- _DIRECTION_: Word for word, retype every entry in the listing.

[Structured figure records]
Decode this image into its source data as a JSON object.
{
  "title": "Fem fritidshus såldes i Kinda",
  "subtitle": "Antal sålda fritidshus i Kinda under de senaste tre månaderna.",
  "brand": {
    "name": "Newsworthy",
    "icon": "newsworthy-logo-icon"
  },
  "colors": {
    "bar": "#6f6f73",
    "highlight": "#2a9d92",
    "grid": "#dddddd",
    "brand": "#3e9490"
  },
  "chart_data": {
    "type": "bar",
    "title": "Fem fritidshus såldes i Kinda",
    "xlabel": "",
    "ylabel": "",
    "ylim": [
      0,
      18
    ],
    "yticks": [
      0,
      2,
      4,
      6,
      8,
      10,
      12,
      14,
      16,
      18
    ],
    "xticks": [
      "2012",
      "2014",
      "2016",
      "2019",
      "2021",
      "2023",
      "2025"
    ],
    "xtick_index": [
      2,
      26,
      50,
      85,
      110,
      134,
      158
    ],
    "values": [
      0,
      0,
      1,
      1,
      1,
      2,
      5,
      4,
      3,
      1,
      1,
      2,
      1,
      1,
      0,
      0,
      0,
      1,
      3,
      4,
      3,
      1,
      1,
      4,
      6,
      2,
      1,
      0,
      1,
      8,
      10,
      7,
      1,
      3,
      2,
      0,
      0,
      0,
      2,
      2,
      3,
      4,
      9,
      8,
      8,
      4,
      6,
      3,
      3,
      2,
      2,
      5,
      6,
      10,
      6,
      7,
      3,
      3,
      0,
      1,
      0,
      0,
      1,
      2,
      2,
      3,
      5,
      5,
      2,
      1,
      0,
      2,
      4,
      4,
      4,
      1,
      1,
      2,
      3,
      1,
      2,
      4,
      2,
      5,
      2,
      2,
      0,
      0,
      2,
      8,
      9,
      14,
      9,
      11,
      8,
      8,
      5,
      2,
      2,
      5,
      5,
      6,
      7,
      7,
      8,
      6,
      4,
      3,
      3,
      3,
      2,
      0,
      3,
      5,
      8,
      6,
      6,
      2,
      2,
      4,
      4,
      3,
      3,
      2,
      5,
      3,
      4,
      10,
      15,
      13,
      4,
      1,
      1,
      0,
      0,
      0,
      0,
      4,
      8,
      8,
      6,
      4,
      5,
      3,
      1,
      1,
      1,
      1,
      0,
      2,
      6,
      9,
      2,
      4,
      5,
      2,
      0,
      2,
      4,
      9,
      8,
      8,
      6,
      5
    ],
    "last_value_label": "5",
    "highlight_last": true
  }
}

- _THE ANSWER_:
Decode this image into its source data as a JSON object.
{
  "title": "Fem fritidshus såldes i Kinda",
  "subtitle": "Antal sålda fritidshus i Kinda under de senaste tre månaderna.",
  "brand": {
    "name": "Newsworthy",
    "icon": "newsworthy-logo-icon"
  },
  "colors": {
    "bar": "#6f6f73",
    "highlight": "#2a9d92",
    "grid": "#dddddd",
    "brand": "#3e9490"
  },
  "chart_data": {
    "type": "bar",
    "title": "Fem fritidshus såldes i Kinda",
    "xlabel": "",
    "ylabel": "",
    "ylim": [
      0,
      18
    ],
    "yticks": [
      0,
      2,
      4,
      6,
      8,
      10,
      12,
      14,
      16,
      18
    ],
    "xticks": [
      "2012",
      "2014",
      "2016",
      "2019",
      "2021",
      "2023",
      "2025"
    ],
    "xtick_index": [
      2,
      26,
      50,
      85,
      110,
      134,
      158
    ],
    "values": [
      0,
      0,
      1,
      1,
      1,
      2,
      5,
      4,
      3,
      1,
      1,
      2,
      1,
      1,
      0,
      0,
      0,
      1,
      3,
      4,
      3,
      1,
      1,
      4,
      6,
      2,
      1,
      0,
      1,
      8,
      10,
      7,
      1,
      3,
      2,
      0,
      0,
      0,
      2,
      2,
      3,
      4,
      9,
      8,
      8,
      4,
      6,
      3,
      3,
      2,
      2,
      5,
      6,
      10,
      6,
      7,
      3,
      3,
      0,
      1,
      0,
      0,
      1,
      2,
      2,
      3,
      5,
      5,
      2,
      1,
      0,
      2,
      4,
      4,
      4,
      1,
      1,
      2,
      3,
      1,
      2,
      4,
      2,
      5,
      2,
      2,
      0,
      0,
      2,
      8,
      9,
      14,
      9,
      11,
      8,
      8,
      5,
      2,
      2,
      5,
      5,
      6,
      7,
      7,
      8,
      6,
      4,
      3,
      3,
      3,
      2,
      0,
      3,
      5,
      8,
      6,
      6,
      2,
      2,
      4,
      4,
      3,
      3,
      2,
      5,
      3,
      4,
      10,
      15,
      13,
      4,
      1,
      1,
      0,
      0,
      0,
      0,
      4,
      8,
      8,
      6,
      4,
      5,
      3,
      1,
      1,
      1,
      1,
      0,
      2,
      6,
      9,
      2,
      4,
      5,
      2,
      0,
      2,
      4,
      9,
      8,
      8,
      6,
      5
    ],
    "last_value_label": "5",
    "highlight_last": true
  }
}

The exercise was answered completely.